_Quoted text_:
--- start ---

Saturday, 26 September 2015

Reducing system jitter

For the next instalment of this series on low-latency tuning at LMAX Exchange, I'm going to talk about reducing jitter introduced by the operating system.

Our applications typically execute many threads, running within a JVM, which in turns runs atop the Linux operating system. Linux is a general-purpose multi-tasking OS, which can target phones, tablets, laptops, desktops and server-class machines. Due to this broad reach, it can sometimes be necessary to supply some guidance in order to achieve the lowest latency.

LMAX Exchange services rely heavily on the Disruptor for fast inter-thread communication, and as such, we have a handful of 'hot' threads that we wish to always be on-CPU.

Below is a simplified diagram of one of the low-latency paths through our exchange. We receive FIX requests from customers at a gateway, these requests are multiplexed into a Disruptor instance, where the consumer thread sends messages onto a 10Gb network via UDP. Those messages then arrive at the matching engine, where they are processed before a response is sent out to the customer via the FIX gateway.



Focussing on the (simplified) matching engine, we can see that there are 4 threads of execution that will affect end-to-end latency if there is jitter present in the system (in reality, there are more, this diagram is for illustrative purposes only!).

  1. The thread which is polling the network for inbound traffic
  2. The thread that executes business logic, generating responses
  3. The journaller thread, which writes all in-bound messages to disk
  4. The publisher thread, responsible for sending responses back to the gateway

To ensure data consistency, the business-logic thread will not process a message until it has been written to the journal (this is covered in more detail in previous posts). So it can be seen that jitter experienced on any of these threads will affect the end-to-end latency experienced by customers.

--- end ---

_Information supplied_:
--- start ---

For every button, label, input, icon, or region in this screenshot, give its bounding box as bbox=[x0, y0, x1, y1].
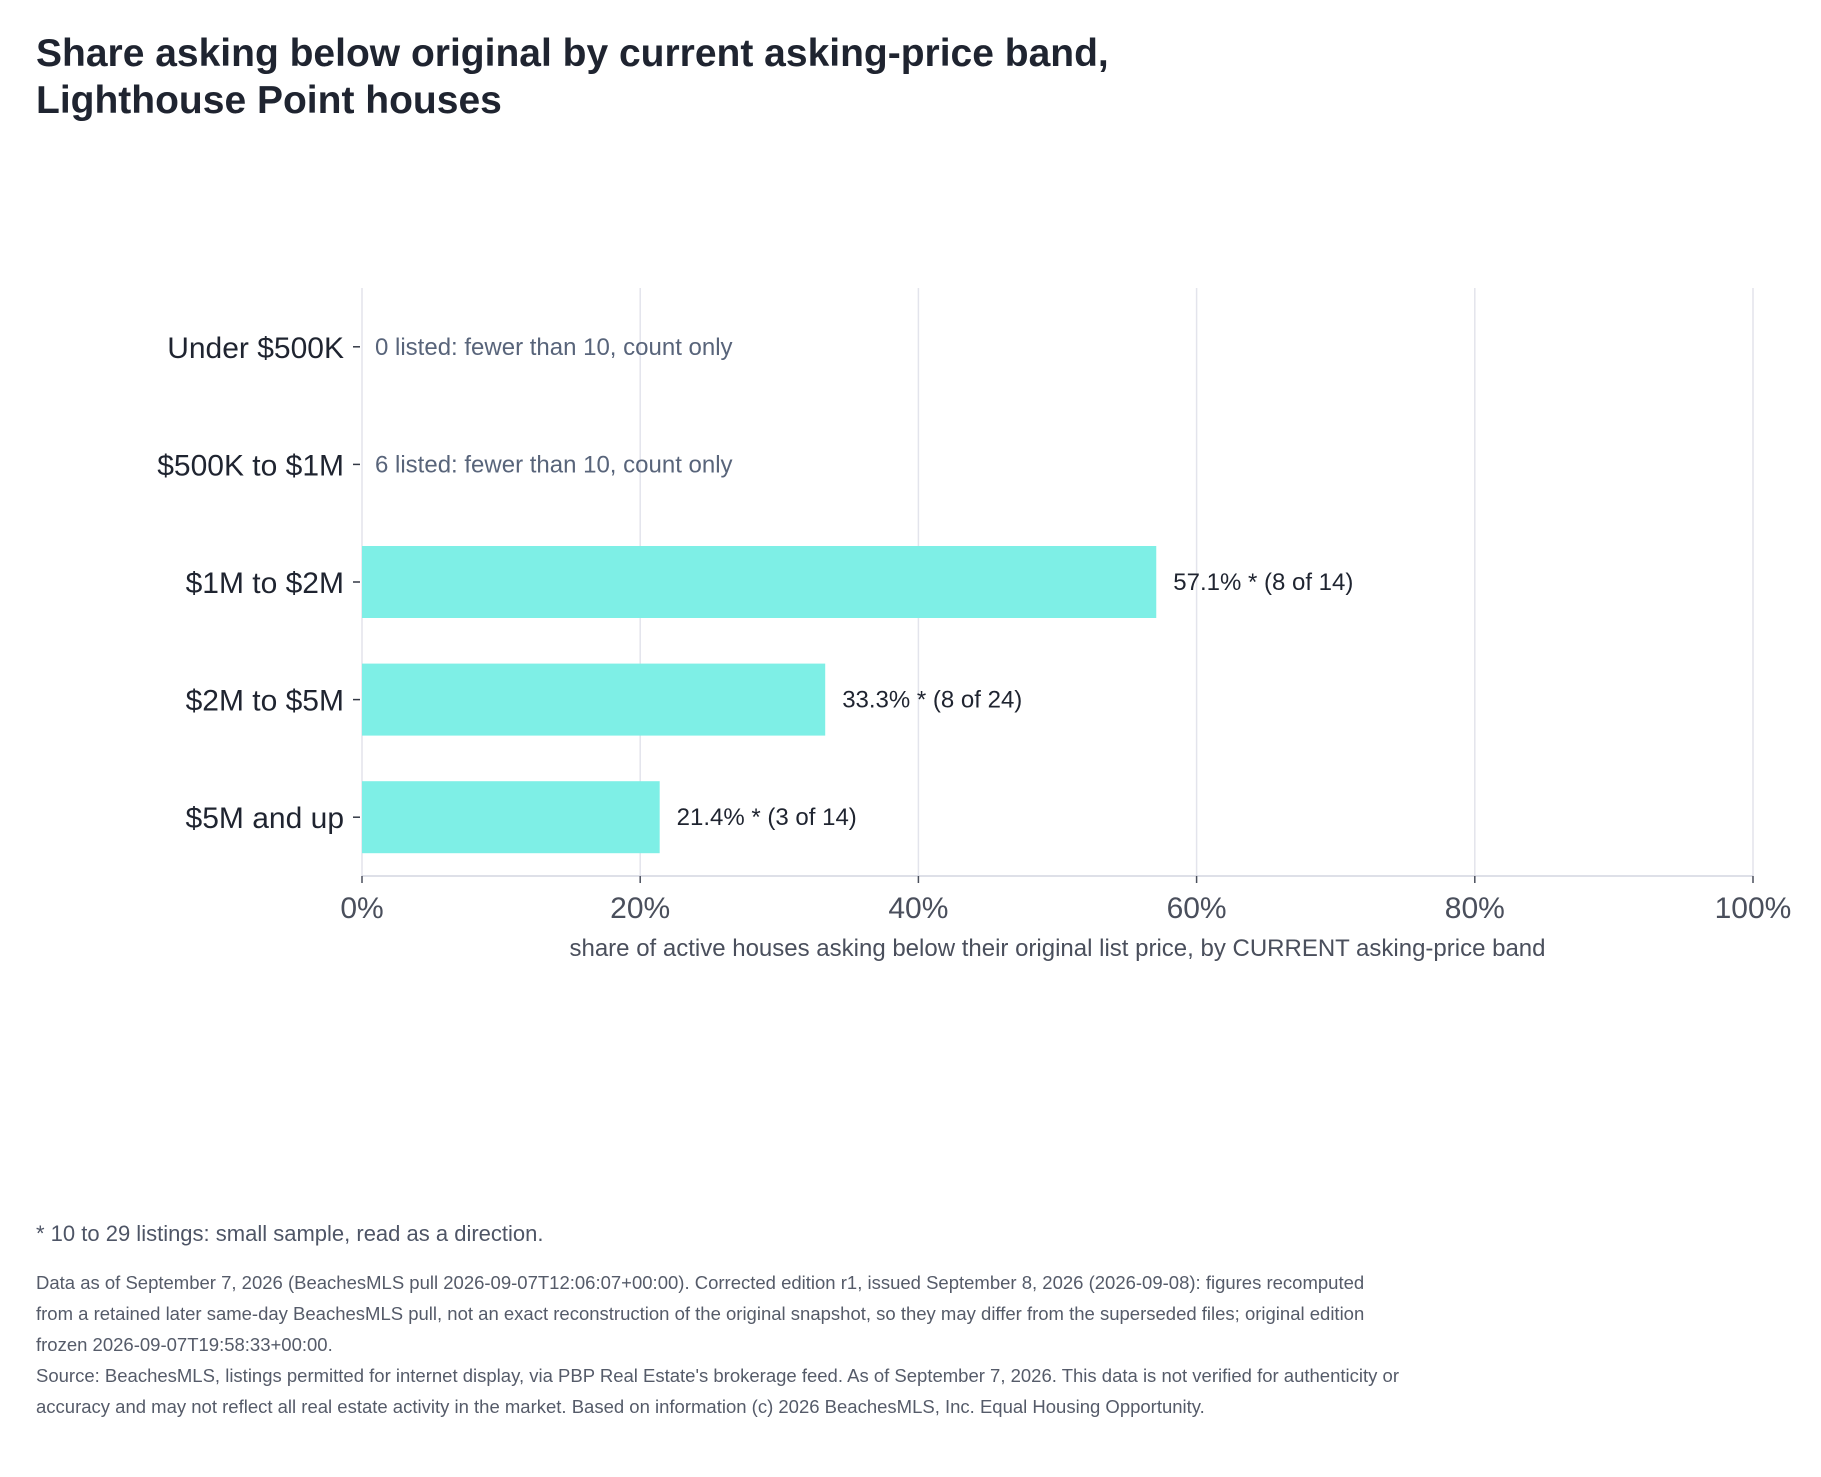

--- end ---
--- start ---

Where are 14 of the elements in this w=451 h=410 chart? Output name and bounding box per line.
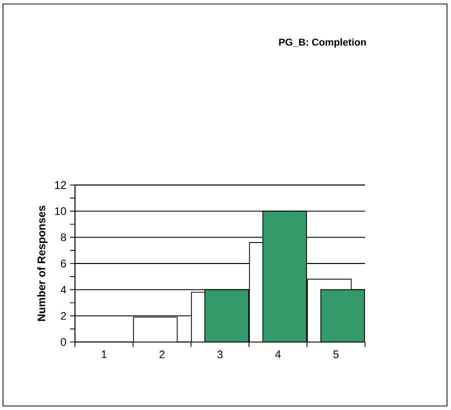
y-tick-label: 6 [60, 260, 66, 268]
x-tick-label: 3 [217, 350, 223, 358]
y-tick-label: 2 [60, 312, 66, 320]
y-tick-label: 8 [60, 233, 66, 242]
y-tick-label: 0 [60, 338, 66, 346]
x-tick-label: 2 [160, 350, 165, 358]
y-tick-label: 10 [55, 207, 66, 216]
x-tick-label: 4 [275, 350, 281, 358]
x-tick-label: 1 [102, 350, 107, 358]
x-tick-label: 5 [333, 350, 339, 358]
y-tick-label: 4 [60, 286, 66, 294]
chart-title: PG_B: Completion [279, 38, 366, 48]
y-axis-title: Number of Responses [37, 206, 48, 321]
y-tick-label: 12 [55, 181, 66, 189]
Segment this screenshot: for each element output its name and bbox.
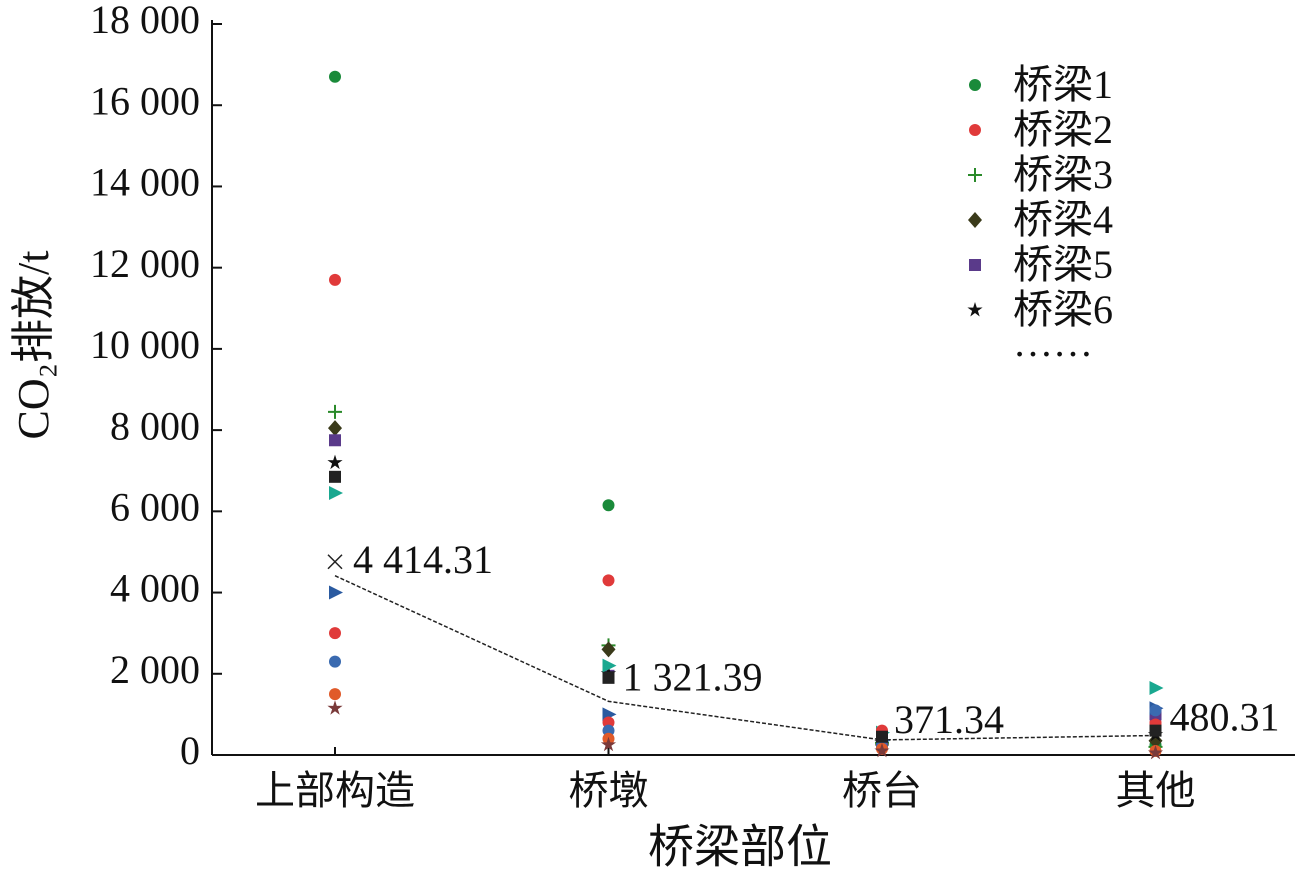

--- end ---
--- start ---

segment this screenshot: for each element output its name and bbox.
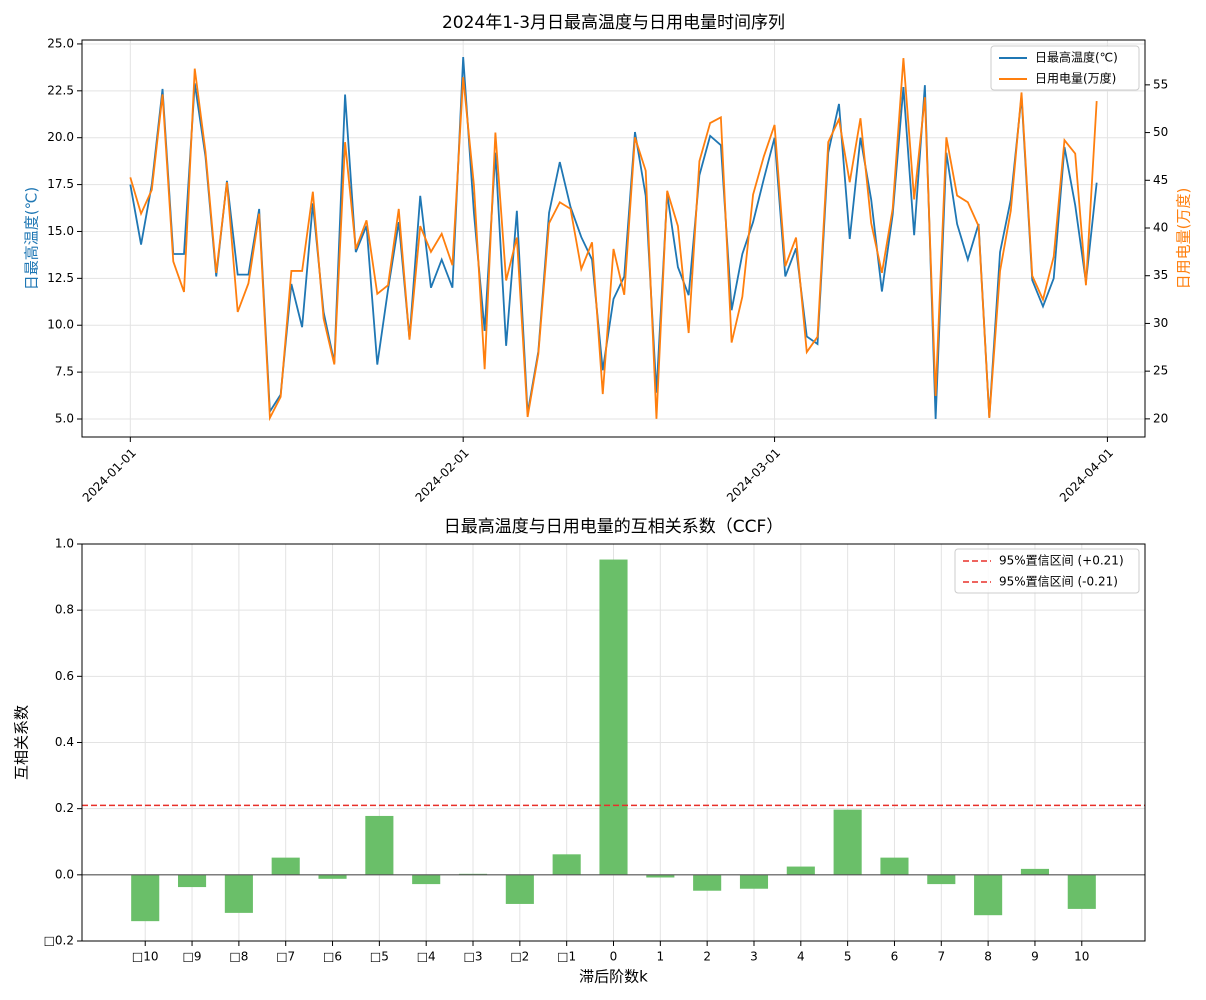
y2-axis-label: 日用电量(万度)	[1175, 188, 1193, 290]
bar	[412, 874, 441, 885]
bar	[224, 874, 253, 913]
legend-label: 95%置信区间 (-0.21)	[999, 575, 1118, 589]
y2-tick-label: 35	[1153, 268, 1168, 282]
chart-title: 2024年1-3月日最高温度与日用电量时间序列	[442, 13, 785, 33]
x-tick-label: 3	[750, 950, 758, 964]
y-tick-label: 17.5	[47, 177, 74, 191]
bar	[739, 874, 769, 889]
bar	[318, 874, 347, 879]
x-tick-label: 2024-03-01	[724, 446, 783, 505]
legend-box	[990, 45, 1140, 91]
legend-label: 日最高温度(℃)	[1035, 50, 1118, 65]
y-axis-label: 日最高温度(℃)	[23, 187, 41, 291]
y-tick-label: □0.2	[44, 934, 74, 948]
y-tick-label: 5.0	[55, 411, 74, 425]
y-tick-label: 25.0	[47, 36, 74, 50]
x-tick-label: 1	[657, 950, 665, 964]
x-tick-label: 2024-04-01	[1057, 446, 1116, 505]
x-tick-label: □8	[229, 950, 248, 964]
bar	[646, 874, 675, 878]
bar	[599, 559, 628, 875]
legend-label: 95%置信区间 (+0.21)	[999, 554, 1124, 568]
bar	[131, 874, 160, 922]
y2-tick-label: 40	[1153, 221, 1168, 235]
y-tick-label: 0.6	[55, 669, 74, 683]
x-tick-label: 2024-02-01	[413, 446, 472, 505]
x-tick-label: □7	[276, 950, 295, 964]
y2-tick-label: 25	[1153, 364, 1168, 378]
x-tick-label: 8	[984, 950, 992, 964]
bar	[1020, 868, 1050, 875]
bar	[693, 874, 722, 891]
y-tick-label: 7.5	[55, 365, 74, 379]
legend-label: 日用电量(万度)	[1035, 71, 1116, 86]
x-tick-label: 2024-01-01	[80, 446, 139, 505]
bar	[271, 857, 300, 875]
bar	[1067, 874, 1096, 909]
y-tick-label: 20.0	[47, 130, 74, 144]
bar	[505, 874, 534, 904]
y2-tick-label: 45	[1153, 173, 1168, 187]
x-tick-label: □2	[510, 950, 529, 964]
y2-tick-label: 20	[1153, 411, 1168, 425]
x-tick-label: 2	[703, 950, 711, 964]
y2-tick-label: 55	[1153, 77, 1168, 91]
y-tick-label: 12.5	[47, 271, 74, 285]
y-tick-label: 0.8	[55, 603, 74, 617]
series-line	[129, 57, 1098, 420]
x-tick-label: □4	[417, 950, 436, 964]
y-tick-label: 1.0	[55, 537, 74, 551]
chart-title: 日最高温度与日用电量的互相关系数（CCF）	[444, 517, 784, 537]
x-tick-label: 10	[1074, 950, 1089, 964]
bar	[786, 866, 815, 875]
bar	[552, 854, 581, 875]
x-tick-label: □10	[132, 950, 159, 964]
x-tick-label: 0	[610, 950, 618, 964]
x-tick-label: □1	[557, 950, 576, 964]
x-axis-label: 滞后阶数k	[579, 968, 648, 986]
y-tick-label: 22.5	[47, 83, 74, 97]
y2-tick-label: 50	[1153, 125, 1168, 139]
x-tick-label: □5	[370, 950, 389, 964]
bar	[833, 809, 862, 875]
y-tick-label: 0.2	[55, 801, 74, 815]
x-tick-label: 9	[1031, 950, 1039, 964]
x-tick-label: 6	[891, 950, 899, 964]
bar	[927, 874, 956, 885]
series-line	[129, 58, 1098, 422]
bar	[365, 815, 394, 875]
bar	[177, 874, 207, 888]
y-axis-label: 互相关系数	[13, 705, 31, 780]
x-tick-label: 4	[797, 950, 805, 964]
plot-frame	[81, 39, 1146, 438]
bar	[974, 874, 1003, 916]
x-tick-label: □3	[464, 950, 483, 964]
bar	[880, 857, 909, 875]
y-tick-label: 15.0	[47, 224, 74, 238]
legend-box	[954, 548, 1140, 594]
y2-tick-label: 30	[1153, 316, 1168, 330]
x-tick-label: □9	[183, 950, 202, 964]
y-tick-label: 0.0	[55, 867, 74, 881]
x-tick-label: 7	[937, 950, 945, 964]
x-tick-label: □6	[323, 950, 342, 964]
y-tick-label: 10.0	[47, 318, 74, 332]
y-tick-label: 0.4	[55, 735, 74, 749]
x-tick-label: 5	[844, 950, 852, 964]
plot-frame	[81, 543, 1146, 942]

--- end ---

_What to do_:
Please set down the part of the post on reducing system jitter that opens with the words containing "Our applications typically" and closes with "always be on-CPU.". These records were drawn from a different source.

_Result_:
Our applications typically execute many threads, running within a JVM, which in turns runs atop the Linux operating system. Linux is a general-purpose multi-tasking OS, which can target phones, tablets, laptops, desktops and server-class machines. Due to this broad reach, it can sometimes be necessary to supply some guidance in order to achieve the lowest latency.

LMAX Exchange services rely heavily on the Disruptor for fast inter-thread communication, and as such, we have a handful of 'hot' threads that we wish to always be on-CPU.